((

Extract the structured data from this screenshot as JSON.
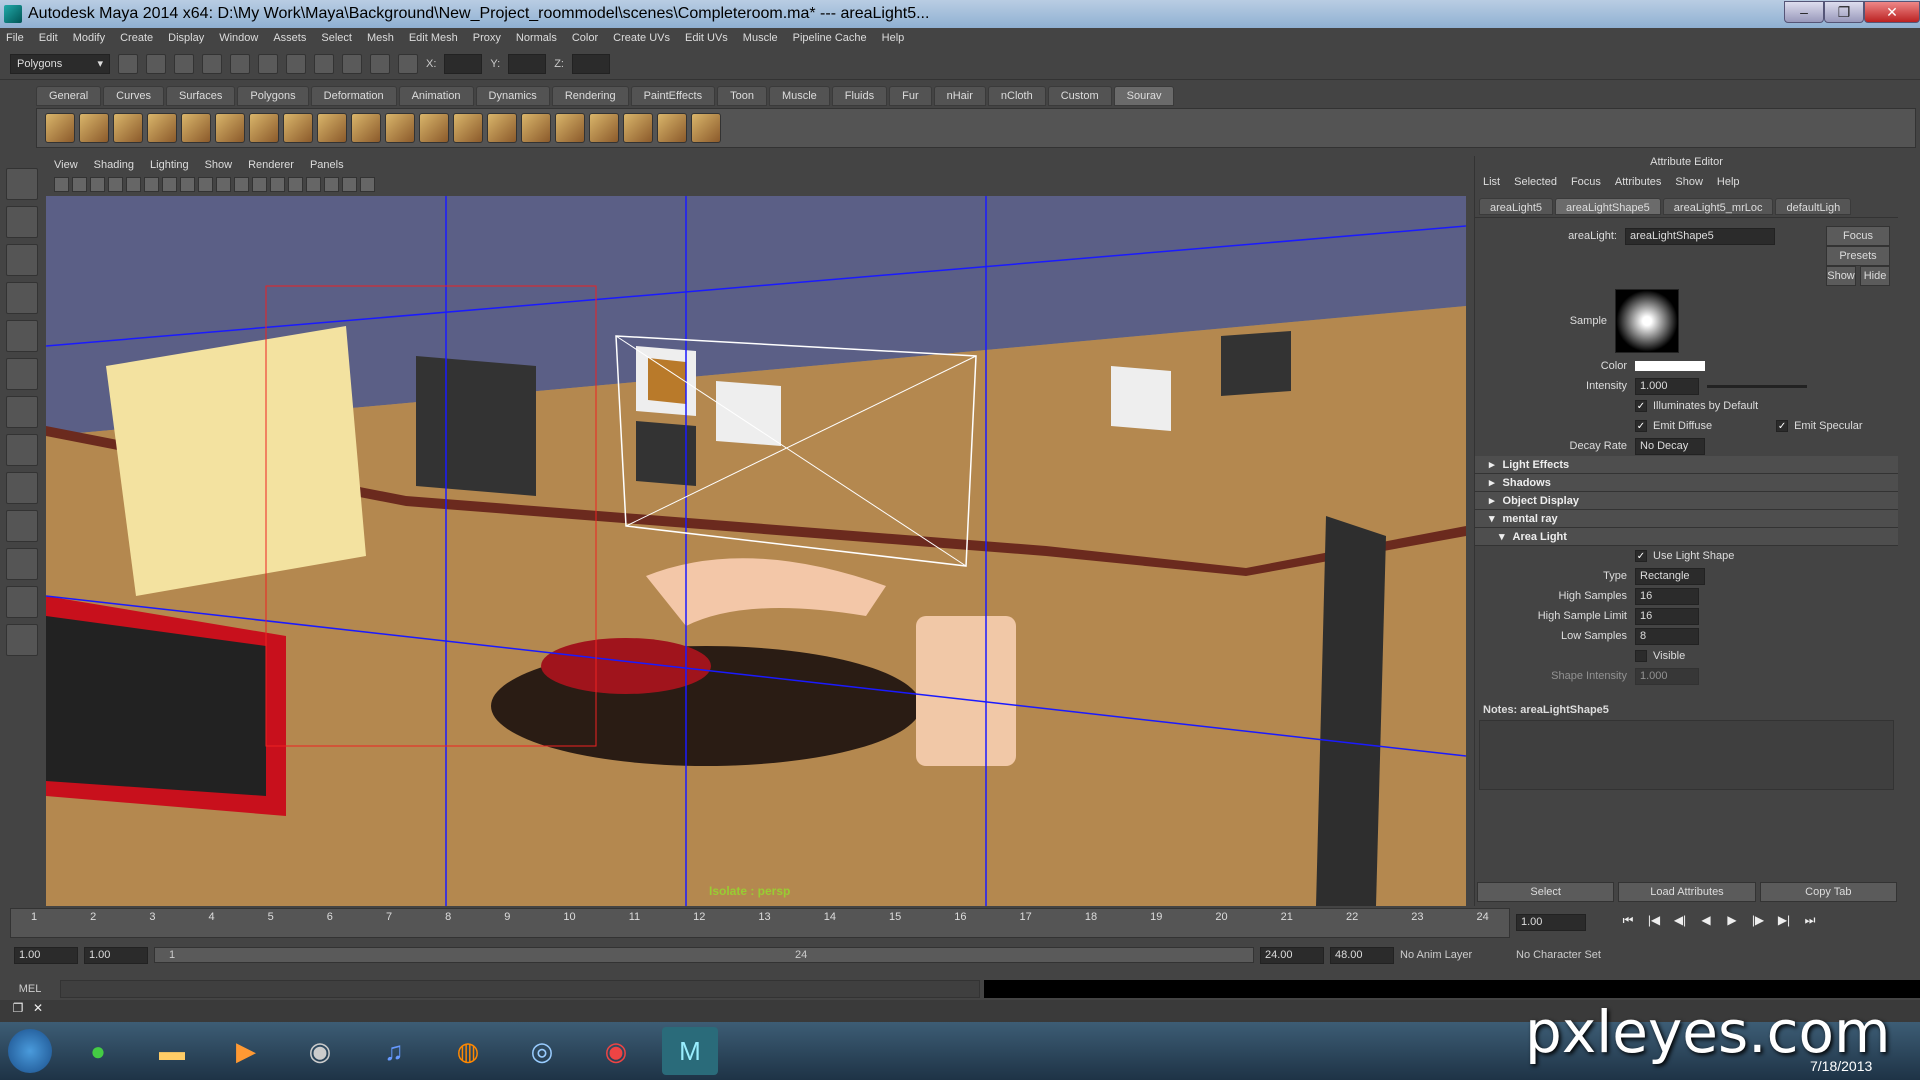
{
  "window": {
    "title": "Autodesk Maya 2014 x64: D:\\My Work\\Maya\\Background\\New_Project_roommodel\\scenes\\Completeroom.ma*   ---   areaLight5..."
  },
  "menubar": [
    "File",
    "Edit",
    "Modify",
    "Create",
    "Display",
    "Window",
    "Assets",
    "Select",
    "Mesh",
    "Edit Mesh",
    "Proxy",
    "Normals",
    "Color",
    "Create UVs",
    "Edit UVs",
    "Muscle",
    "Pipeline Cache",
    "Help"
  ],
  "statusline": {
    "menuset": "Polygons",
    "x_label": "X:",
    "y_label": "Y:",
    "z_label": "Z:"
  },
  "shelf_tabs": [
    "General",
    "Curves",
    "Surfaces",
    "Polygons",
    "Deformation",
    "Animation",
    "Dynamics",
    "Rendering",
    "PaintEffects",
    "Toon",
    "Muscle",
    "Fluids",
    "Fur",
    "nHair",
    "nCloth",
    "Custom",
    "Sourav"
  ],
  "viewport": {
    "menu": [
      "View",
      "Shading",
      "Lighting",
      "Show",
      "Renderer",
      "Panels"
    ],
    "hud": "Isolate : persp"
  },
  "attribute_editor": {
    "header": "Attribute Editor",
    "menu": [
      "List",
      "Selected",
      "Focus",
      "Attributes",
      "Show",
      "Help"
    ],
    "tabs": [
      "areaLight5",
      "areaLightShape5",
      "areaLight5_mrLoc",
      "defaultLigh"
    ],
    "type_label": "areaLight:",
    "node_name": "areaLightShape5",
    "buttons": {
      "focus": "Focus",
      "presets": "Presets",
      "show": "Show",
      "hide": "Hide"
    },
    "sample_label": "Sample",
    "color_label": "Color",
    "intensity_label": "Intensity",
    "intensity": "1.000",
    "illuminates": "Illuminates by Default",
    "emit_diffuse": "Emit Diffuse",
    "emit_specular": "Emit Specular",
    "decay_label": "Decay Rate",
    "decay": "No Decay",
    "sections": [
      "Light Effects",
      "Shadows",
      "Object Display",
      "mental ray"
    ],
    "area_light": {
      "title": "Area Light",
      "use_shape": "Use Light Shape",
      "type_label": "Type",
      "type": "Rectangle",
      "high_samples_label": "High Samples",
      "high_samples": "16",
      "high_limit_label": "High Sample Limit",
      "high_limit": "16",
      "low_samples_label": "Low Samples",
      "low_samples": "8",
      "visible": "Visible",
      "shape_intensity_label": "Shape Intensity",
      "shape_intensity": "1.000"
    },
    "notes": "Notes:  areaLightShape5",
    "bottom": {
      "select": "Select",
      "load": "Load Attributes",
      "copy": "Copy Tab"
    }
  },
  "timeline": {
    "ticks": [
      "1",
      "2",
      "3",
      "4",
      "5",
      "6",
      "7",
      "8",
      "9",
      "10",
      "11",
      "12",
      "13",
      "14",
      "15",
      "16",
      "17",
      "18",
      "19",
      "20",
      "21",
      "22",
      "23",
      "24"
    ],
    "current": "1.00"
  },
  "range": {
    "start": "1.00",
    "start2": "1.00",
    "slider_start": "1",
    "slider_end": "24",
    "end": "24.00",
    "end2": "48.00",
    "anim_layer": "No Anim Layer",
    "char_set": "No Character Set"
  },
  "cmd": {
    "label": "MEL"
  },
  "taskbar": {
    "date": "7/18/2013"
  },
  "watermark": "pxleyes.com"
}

))
((

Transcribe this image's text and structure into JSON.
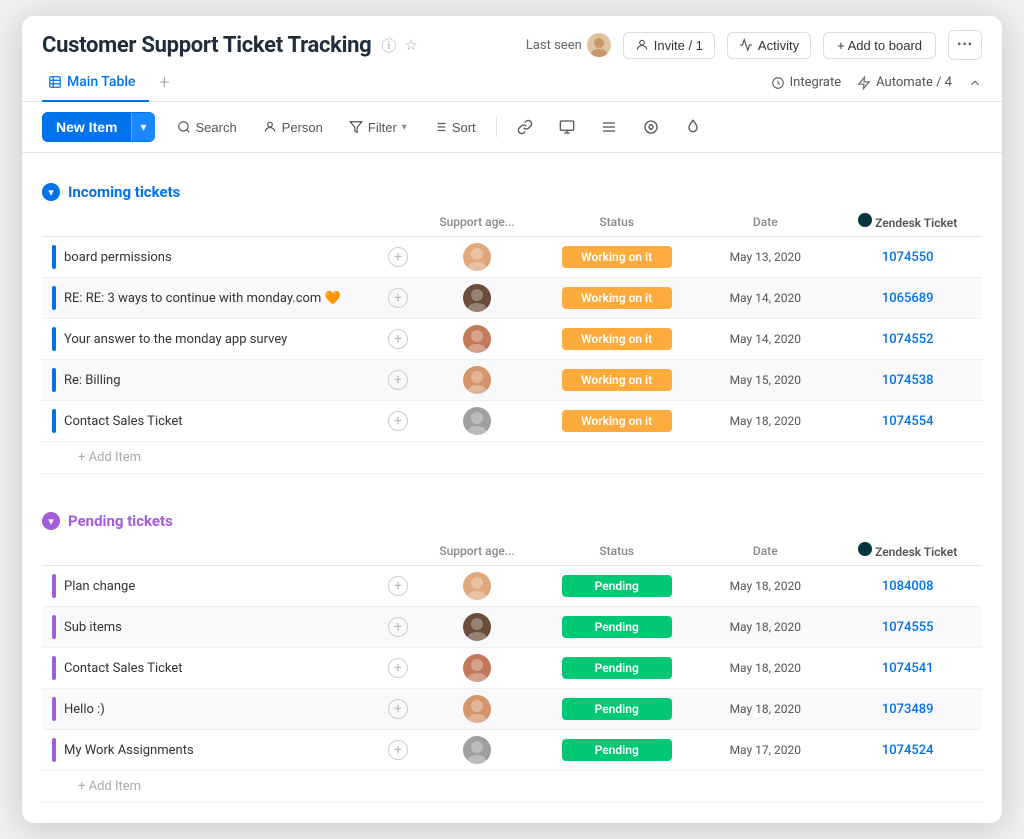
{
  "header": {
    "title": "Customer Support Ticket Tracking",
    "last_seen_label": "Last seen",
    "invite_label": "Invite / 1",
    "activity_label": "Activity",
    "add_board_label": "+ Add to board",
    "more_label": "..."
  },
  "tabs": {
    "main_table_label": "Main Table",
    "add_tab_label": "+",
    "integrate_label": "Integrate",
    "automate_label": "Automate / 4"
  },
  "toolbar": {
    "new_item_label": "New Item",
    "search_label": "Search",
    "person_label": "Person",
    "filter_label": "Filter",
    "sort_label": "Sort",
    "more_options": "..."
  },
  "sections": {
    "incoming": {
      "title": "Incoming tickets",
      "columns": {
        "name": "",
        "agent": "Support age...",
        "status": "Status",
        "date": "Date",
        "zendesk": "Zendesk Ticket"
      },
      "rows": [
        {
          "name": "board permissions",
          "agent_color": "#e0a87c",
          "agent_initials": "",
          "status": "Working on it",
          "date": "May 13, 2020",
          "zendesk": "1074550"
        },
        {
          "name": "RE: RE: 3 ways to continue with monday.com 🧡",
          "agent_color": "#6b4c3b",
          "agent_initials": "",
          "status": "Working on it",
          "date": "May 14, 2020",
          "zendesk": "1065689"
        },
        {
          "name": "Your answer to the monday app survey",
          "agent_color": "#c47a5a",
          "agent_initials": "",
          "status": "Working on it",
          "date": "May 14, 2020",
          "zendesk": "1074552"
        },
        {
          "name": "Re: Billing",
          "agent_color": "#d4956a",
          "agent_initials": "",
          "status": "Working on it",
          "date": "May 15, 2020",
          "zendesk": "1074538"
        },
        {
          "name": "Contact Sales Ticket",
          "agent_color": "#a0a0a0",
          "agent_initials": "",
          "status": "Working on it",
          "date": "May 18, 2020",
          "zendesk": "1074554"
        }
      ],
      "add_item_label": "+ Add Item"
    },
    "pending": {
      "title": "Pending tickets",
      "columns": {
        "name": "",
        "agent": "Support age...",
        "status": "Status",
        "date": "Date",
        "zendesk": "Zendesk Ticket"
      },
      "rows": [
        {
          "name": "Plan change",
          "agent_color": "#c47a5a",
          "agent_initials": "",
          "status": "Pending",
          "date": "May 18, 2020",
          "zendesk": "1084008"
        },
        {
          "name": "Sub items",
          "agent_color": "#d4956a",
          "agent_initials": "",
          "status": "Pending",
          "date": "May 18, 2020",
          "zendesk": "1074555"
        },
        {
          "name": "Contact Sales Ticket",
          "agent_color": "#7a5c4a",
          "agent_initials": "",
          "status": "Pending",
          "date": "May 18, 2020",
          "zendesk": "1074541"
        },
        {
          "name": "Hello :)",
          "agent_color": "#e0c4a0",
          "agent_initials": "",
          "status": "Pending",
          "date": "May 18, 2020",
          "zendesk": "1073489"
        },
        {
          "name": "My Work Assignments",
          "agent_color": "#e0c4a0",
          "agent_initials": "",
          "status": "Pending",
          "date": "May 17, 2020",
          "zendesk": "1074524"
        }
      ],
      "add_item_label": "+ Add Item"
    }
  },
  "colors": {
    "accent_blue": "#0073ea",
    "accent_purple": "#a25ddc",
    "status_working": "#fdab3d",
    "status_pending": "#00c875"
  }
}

))
((

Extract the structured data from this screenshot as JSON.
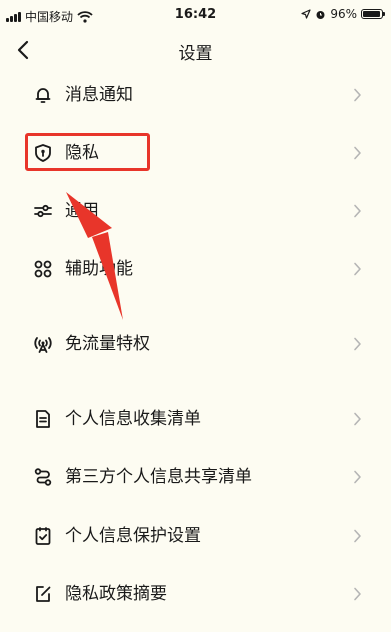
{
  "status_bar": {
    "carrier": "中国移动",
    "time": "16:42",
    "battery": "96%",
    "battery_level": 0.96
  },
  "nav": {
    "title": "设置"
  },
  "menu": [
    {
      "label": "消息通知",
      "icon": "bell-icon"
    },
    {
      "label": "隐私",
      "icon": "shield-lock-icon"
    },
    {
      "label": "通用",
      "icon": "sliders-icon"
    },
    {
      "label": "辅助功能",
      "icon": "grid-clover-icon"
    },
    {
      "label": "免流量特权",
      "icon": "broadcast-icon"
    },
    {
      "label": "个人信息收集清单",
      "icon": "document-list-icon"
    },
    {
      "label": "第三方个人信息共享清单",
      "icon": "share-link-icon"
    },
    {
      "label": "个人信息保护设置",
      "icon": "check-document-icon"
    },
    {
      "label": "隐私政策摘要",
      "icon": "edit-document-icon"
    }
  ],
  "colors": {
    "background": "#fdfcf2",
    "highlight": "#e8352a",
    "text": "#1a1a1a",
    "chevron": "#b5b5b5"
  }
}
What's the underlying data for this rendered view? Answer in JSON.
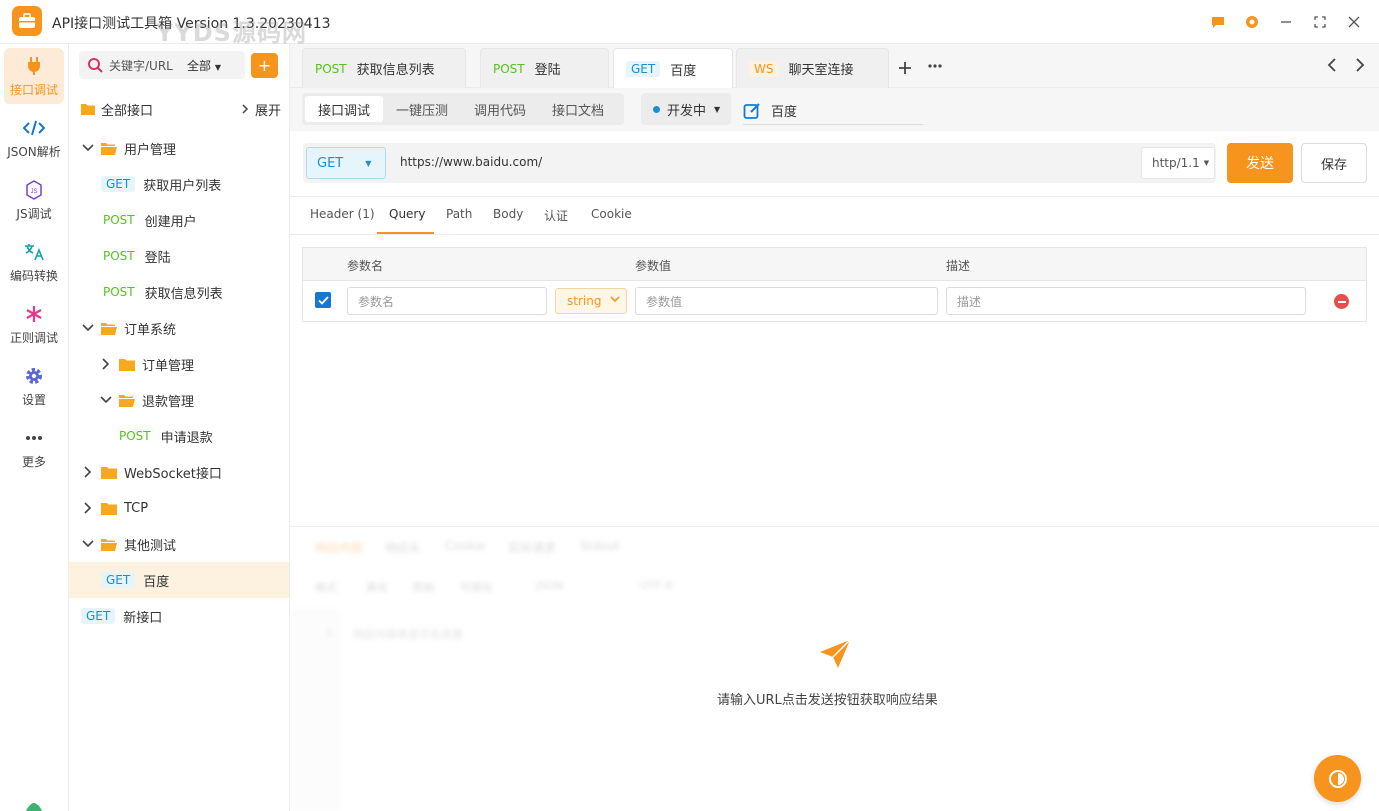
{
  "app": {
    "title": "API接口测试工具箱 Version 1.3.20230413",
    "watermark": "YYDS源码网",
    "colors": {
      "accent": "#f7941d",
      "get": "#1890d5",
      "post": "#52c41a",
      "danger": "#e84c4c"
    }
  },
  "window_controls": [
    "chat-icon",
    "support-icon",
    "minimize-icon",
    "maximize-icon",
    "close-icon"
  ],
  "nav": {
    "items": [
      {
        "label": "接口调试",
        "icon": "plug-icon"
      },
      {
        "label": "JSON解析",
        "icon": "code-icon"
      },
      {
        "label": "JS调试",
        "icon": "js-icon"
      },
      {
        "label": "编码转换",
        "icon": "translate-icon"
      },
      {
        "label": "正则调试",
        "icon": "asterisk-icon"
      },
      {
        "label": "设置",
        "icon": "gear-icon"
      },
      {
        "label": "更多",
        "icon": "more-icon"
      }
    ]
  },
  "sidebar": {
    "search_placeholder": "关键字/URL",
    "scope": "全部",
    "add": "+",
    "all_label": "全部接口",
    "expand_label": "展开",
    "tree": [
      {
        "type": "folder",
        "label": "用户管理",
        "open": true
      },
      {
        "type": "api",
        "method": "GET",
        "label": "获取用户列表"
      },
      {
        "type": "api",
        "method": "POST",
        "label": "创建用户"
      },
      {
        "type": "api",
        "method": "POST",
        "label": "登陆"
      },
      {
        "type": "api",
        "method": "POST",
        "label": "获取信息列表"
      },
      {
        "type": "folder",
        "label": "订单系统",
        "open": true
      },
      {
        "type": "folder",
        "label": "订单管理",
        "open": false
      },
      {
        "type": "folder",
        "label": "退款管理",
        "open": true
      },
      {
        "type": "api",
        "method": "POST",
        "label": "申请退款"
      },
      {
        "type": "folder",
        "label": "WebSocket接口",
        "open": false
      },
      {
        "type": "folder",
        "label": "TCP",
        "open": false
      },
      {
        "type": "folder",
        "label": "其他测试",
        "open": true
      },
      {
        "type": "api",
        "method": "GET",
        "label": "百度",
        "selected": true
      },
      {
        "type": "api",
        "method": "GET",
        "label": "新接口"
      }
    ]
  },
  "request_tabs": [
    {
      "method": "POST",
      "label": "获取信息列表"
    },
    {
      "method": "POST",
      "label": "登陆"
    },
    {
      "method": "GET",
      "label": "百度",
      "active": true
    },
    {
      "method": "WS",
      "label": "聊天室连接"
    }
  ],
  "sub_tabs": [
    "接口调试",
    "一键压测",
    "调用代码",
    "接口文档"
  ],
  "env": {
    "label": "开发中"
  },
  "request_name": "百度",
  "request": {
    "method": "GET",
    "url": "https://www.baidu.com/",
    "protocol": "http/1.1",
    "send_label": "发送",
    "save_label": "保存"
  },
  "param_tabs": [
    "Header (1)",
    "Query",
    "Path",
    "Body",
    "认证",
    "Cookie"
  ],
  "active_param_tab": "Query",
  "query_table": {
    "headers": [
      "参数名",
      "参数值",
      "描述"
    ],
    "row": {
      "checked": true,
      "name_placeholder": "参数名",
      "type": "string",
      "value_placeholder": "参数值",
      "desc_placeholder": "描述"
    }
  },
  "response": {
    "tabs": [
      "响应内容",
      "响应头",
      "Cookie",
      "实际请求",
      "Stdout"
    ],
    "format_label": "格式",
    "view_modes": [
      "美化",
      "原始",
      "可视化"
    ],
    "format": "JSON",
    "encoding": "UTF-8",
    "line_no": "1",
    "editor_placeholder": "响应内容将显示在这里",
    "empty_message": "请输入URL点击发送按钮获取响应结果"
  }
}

))

# Exercise details:
Consider the entries above and return each line with the string "tickets".

# Exercise output:
      "title": "Incoming tickets",
      "title": "Pending tickets",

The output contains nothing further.